Records from a collection of figures:

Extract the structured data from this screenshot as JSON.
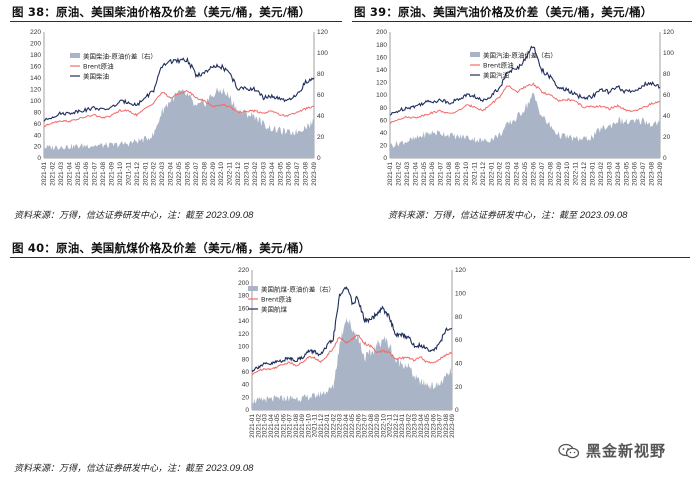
{
  "figures": [
    {
      "title": "图 38：原油、美国柴油价格及价差（美元/桶，美元/桶）",
      "source_text": "资料来源：万得，信达证券研发中心，注：截至",
      "source_date": "2023.09.08"
    },
    {
      "title": "图 39：原油、美国汽油价格及价差（美元/桶，美元/桶）",
      "source_text": "资料来源：万得，信达证券研发中心，注：截至",
      "source_date": "2023.09.08"
    },
    {
      "title": "图 40：原油、美国航煤价格及价差（美元/桶，美元/桶）",
      "source_text": "资料来源：万得，信达证券研发中心，注：截至",
      "source_date": "2023.09.08"
    }
  ],
  "watermark": {
    "text": "黑金新视野",
    "icon": "wechat-icon"
  },
  "colors": {
    "product": "#1f2d5c",
    "brent": "#f26b6b",
    "spread": "#a9b4c6",
    "axis": "#888888"
  },
  "chart_data": [
    {
      "type": "area",
      "x_ticks": [
        "2021-01",
        "2021-02",
        "2021-03",
        "2021-04",
        "2021-05",
        "2021-06",
        "2021-07",
        "2021-08",
        "2021-09",
        "2021-10",
        "2021-11",
        "2021-12",
        "2022-01",
        "2022-02",
        "2022-03",
        "2022-04",
        "2022-05",
        "2022-06",
        "2022-07",
        "2022-08",
        "2022-09",
        "2022-10",
        "2022-11",
        "2022-12",
        "2023-01",
        "2023-02",
        "2023-03",
        "2023-04",
        "2023-05",
        "2023-06",
        "2023-07",
        "2023-08",
        "2023-09"
      ],
      "ylim_left": [
        0,
        220
      ],
      "yticks_left": [
        0,
        20,
        40,
        60,
        80,
        100,
        120,
        140,
        160,
        180,
        200,
        220
      ],
      "ylim_right": [
        0,
        120
      ],
      "yticks_right": [
        0,
        20,
        40,
        60,
        80,
        100,
        120
      ],
      "legend_position": "top-left",
      "series": [
        {
          "name": "美国柴油-原油价差（右）",
          "axis": "right",
          "kind": "area",
          "values": [
            10,
            10,
            11,
            11,
            11,
            12,
            12,
            12,
            12,
            13,
            14,
            16,
            18,
            22,
            45,
            55,
            62,
            60,
            48,
            52,
            60,
            65,
            58,
            45,
            42,
            40,
            32,
            28,
            26,
            24,
            25,
            30,
            34
          ]
        },
        {
          "name": "Brent原油",
          "axis": "left",
          "kind": "line",
          "values": [
            55,
            62,
            65,
            64,
            68,
            72,
            75,
            70,
            74,
            83,
            82,
            75,
            86,
            97,
            115,
            105,
            112,
            118,
            105,
            100,
            90,
            93,
            90,
            80,
            82,
            82,
            78,
            83,
            75,
            74,
            80,
            86,
            90
          ]
        },
        {
          "name": "美国柴油",
          "axis": "left",
          "kind": "line",
          "values": [
            65,
            72,
            78,
            78,
            82,
            84,
            88,
            84,
            88,
            98,
            98,
            92,
            106,
            118,
            160,
            170,
            168,
            172,
            145,
            148,
            158,
            160,
            148,
            120,
            122,
            120,
            105,
            108,
            102,
            100,
            110,
            132,
            140
          ]
        }
      ]
    },
    {
      "type": "area",
      "x_ticks": [
        "2021-01",
        "2021-02",
        "2021-03",
        "2021-04",
        "2021-05",
        "2021-06",
        "2021-07",
        "2021-08",
        "2021-09",
        "2021-10",
        "2021-11",
        "2021-12",
        "2022-01",
        "2022-02",
        "2022-03",
        "2022-04",
        "2022-05",
        "2022-06",
        "2022-07",
        "2022-08",
        "2022-09",
        "2022-10",
        "2022-11",
        "2022-12",
        "2023-01",
        "2023-02",
        "2023-03",
        "2023-04",
        "2023-05",
        "2023-06",
        "2023-07",
        "2023-08",
        "2023-09"
      ],
      "ylim_left": [
        0,
        200
      ],
      "yticks_left": [
        0,
        20,
        40,
        60,
        80,
        100,
        120,
        140,
        160,
        180,
        200
      ],
      "ylim_right": [
        0,
        120
      ],
      "yticks_right": [
        0,
        20,
        40,
        60,
        80,
        100,
        120
      ],
      "legend_position": "top-right",
      "series": [
        {
          "name": "美国汽油-原油价差（右）",
          "axis": "right",
          "kind": "area",
          "values": [
            12,
            14,
            16,
            18,
            22,
            24,
            24,
            22,
            20,
            20,
            18,
            16,
            18,
            22,
            32,
            38,
            48,
            60,
            40,
            30,
            22,
            20,
            18,
            18,
            20,
            28,
            30,
            36,
            34,
            34,
            36,
            32,
            34
          ]
        },
        {
          "name": "Brent原油",
          "axis": "left",
          "kind": "line",
          "values": [
            55,
            62,
            65,
            64,
            68,
            72,
            75,
            70,
            74,
            83,
            82,
            75,
            86,
            97,
            115,
            105,
            112,
            118,
            105,
            100,
            90,
            93,
            90,
            80,
            82,
            82,
            78,
            83,
            75,
            74,
            80,
            86,
            90
          ]
        },
        {
          "name": "美国汽油",
          "axis": "left",
          "kind": "line",
          "values": [
            68,
            75,
            80,
            82,
            88,
            90,
            92,
            88,
            92,
            100,
            98,
            90,
            100,
            112,
            138,
            140,
            158,
            178,
            140,
            128,
            110,
            108,
            100,
            95,
            98,
            108,
            105,
            112,
            105,
            106,
            116,
            118,
            112
          ]
        }
      ]
    },
    {
      "type": "area",
      "x_ticks": [
        "2021-01",
        "2021-02",
        "2021-03",
        "2021-04",
        "2021-05",
        "2021-06",
        "2021-07",
        "2021-08",
        "2021-09",
        "2021-10",
        "2021-11",
        "2021-12",
        "2022-01",
        "2022-02",
        "2022-03",
        "2022-04",
        "2022-05",
        "2022-06",
        "2022-07",
        "2022-08",
        "2022-09",
        "2022-10",
        "2022-11",
        "2022-12",
        "2023-01",
        "2023-02",
        "2023-03",
        "2023-04",
        "2023-05",
        "2023-06",
        "2023-07",
        "2023-08",
        "2023-09"
      ],
      "ylim_left": [
        0,
        220
      ],
      "yticks_left": [
        0,
        20,
        40,
        60,
        80,
        100,
        120,
        140,
        160,
        180,
        200,
        220
      ],
      "ylim_right": [
        0,
        120
      ],
      "yticks_right": [
        0,
        20,
        40,
        60,
        80,
        100,
        120
      ],
      "legend_position": "top-left",
      "series": [
        {
          "name": "美国航煤-原油价差（右）",
          "axis": "right",
          "kind": "area",
          "values": [
            8,
            8,
            9,
            9,
            10,
            10,
            10,
            10,
            10,
            11,
            12,
            14,
            16,
            20,
            55,
            80,
            70,
            62,
            45,
            48,
            55,
            62,
            55,
            42,
            40,
            38,
            28,
            24,
            22,
            20,
            22,
            28,
            34
          ]
        },
        {
          "name": "Brent原油",
          "axis": "left",
          "kind": "line",
          "values": [
            55,
            62,
            65,
            64,
            68,
            72,
            75,
            70,
            74,
            83,
            82,
            75,
            86,
            97,
            115,
            105,
            112,
            118,
            105,
            100,
            90,
            93,
            90,
            80,
            82,
            82,
            78,
            83,
            75,
            74,
            80,
            86,
            90
          ]
        },
        {
          "name": "美国航煤",
          "axis": "left",
          "kind": "line",
          "values": [
            62,
            68,
            72,
            72,
            76,
            78,
            82,
            78,
            82,
            92,
            92,
            86,
            100,
            112,
            178,
            195,
            170,
            175,
            140,
            142,
            150,
            160,
            145,
            118,
            118,
            115,
            100,
            102,
            96,
            94,
            104,
            125,
            128
          ]
        }
      ]
    }
  ]
}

* _Aim_:
Omit every image. Quote each record exactly.

* _Worked answer_:
Extract the structured data from this screenshot as JSON.
{
  "figures": [
    {
      "title": "图 38：原油、美国柴油价格及价差（美元/桶，美元/桶）",
      "source_text": "资料来源：万得，信达证券研发中心，注：截至",
      "source_date": "2023.09.08"
    },
    {
      "title": "图 39：原油、美国汽油价格及价差（美元/桶，美元/桶）",
      "source_text": "资料来源：万得，信达证券研发中心，注：截至",
      "source_date": "2023.09.08"
    },
    {
      "title": "图 40：原油、美国航煤价格及价差（美元/桶，美元/桶）",
      "source_text": "资料来源：万得，信达证券研发中心，注：截至",
      "source_date": "2023.09.08"
    }
  ],
  "watermark": {
    "text": "黑金新视野",
    "icon": "wechat-icon"
  },
  "colors": {
    "product": "#1f2d5c",
    "brent": "#f26b6b",
    "spread": "#a9b4c6",
    "axis": "#888888"
  },
  "chart_data": [
    {
      "type": "area",
      "x_ticks": [
        "2021-01",
        "2021-02",
        "2021-03",
        "2021-04",
        "2021-05",
        "2021-06",
        "2021-07",
        "2021-08",
        "2021-09",
        "2021-10",
        "2021-11",
        "2021-12",
        "2022-01",
        "2022-02",
        "2022-03",
        "2022-04",
        "2022-05",
        "2022-06",
        "2022-07",
        "2022-08",
        "2022-09",
        "2022-10",
        "2022-11",
        "2022-12",
        "2023-01",
        "2023-02",
        "2023-03",
        "2023-04",
        "2023-05",
        "2023-06",
        "2023-07",
        "2023-08",
        "2023-09"
      ],
      "ylim_left": [
        0,
        220
      ],
      "yticks_left": [
        0,
        20,
        40,
        60,
        80,
        100,
        120,
        140,
        160,
        180,
        200,
        220
      ],
      "ylim_right": [
        0,
        120
      ],
      "yticks_right": [
        0,
        20,
        40,
        60,
        80,
        100,
        120
      ],
      "legend_position": "top-left",
      "series": [
        {
          "name": "美国柴油-原油价差（右）",
          "axis": "right",
          "kind": "area",
          "values": [
            10,
            10,
            11,
            11,
            11,
            12,
            12,
            12,
            12,
            13,
            14,
            16,
            18,
            22,
            45,
            55,
            62,
            60,
            48,
            52,
            60,
            65,
            58,
            45,
            42,
            40,
            32,
            28,
            26,
            24,
            25,
            30,
            34
          ]
        },
        {
          "name": "Brent原油",
          "axis": "left",
          "kind": "line",
          "values": [
            55,
            62,
            65,
            64,
            68,
            72,
            75,
            70,
            74,
            83,
            82,
            75,
            86,
            97,
            115,
            105,
            112,
            118,
            105,
            100,
            90,
            93,
            90,
            80,
            82,
            82,
            78,
            83,
            75,
            74,
            80,
            86,
            90
          ]
        },
        {
          "name": "美国柴油",
          "axis": "left",
          "kind": "line",
          "values": [
            65,
            72,
            78,
            78,
            82,
            84,
            88,
            84,
            88,
            98,
            98,
            92,
            106,
            118,
            160,
            170,
            168,
            172,
            145,
            148,
            158,
            160,
            148,
            120,
            122,
            120,
            105,
            108,
            102,
            100,
            110,
            132,
            140
          ]
        }
      ]
    },
    {
      "type": "area",
      "x_ticks": [
        "2021-01",
        "2021-02",
        "2021-03",
        "2021-04",
        "2021-05",
        "2021-06",
        "2021-07",
        "2021-08",
        "2021-09",
        "2021-10",
        "2021-11",
        "2021-12",
        "2022-01",
        "2022-02",
        "2022-03",
        "2022-04",
        "2022-05",
        "2022-06",
        "2022-07",
        "2022-08",
        "2022-09",
        "2022-10",
        "2022-11",
        "2022-12",
        "2023-01",
        "2023-02",
        "2023-03",
        "2023-04",
        "2023-05",
        "2023-06",
        "2023-07",
        "2023-08",
        "2023-09"
      ],
      "ylim_left": [
        0,
        200
      ],
      "yticks_left": [
        0,
        20,
        40,
        60,
        80,
        100,
        120,
        140,
        160,
        180,
        200
      ],
      "ylim_right": [
        0,
        120
      ],
      "yticks_right": [
        0,
        20,
        40,
        60,
        80,
        100,
        120
      ],
      "legend_position": "top-right",
      "series": [
        {
          "name": "美国汽油-原油价差（右）",
          "axis": "right",
          "kind": "area",
          "values": [
            12,
            14,
            16,
            18,
            22,
            24,
            24,
            22,
            20,
            20,
            18,
            16,
            18,
            22,
            32,
            38,
            48,
            60,
            40,
            30,
            22,
            20,
            18,
            18,
            20,
            28,
            30,
            36,
            34,
            34,
            36,
            32,
            34
          ]
        },
        {
          "name": "Brent原油",
          "axis": "left",
          "kind": "line",
          "values": [
            55,
            62,
            65,
            64,
            68,
            72,
            75,
            70,
            74,
            83,
            82,
            75,
            86,
            97,
            115,
            105,
            112,
            118,
            105,
            100,
            90,
            93,
            90,
            80,
            82,
            82,
            78,
            83,
            75,
            74,
            80,
            86,
            90
          ]
        },
        {
          "name": "美国汽油",
          "axis": "left",
          "kind": "line",
          "values": [
            68,
            75,
            80,
            82,
            88,
            90,
            92,
            88,
            92,
            100,
            98,
            90,
            100,
            112,
            138,
            140,
            158,
            178,
            140,
            128,
            110,
            108,
            100,
            95,
            98,
            108,
            105,
            112,
            105,
            106,
            116,
            118,
            112
          ]
        }
      ]
    },
    {
      "type": "area",
      "x_ticks": [
        "2021-01",
        "2021-02",
        "2021-03",
        "2021-04",
        "2021-05",
        "2021-06",
        "2021-07",
        "2021-08",
        "2021-09",
        "2021-10",
        "2021-11",
        "2021-12",
        "2022-01",
        "2022-02",
        "2022-03",
        "2022-04",
        "2022-05",
        "2022-06",
        "2022-07",
        "2022-08",
        "2022-09",
        "2022-10",
        "2022-11",
        "2022-12",
        "2023-01",
        "2023-02",
        "2023-03",
        "2023-04",
        "2023-05",
        "2023-06",
        "2023-07",
        "2023-08",
        "2023-09"
      ],
      "ylim_left": [
        0,
        220
      ],
      "yticks_left": [
        0,
        20,
        40,
        60,
        80,
        100,
        120,
        140,
        160,
        180,
        200,
        220
      ],
      "ylim_right": [
        0,
        120
      ],
      "yticks_right": [
        0,
        20,
        40,
        60,
        80,
        100,
        120
      ],
      "legend_position": "top-left",
      "series": [
        {
          "name": "美国航煤-原油价差（右）",
          "axis": "right",
          "kind": "area",
          "values": [
            8,
            8,
            9,
            9,
            10,
            10,
            10,
            10,
            10,
            11,
            12,
            14,
            16,
            20,
            55,
            80,
            70,
            62,
            45,
            48,
            55,
            62,
            55,
            42,
            40,
            38,
            28,
            24,
            22,
            20,
            22,
            28,
            34
          ]
        },
        {
          "name": "Brent原油",
          "axis": "left",
          "kind": "line",
          "values": [
            55,
            62,
            65,
            64,
            68,
            72,
            75,
            70,
            74,
            83,
            82,
            75,
            86,
            97,
            115,
            105,
            112,
            118,
            105,
            100,
            90,
            93,
            90,
            80,
            82,
            82,
            78,
            83,
            75,
            74,
            80,
            86,
            90
          ]
        },
        {
          "name": "美国航煤",
          "axis": "left",
          "kind": "line",
          "values": [
            62,
            68,
            72,
            72,
            76,
            78,
            82,
            78,
            82,
            92,
            92,
            86,
            100,
            112,
            178,
            195,
            170,
            175,
            140,
            142,
            150,
            160,
            145,
            118,
            118,
            115,
            100,
            102,
            96,
            94,
            104,
            125,
            128
          ]
        }
      ]
    }
  ]
}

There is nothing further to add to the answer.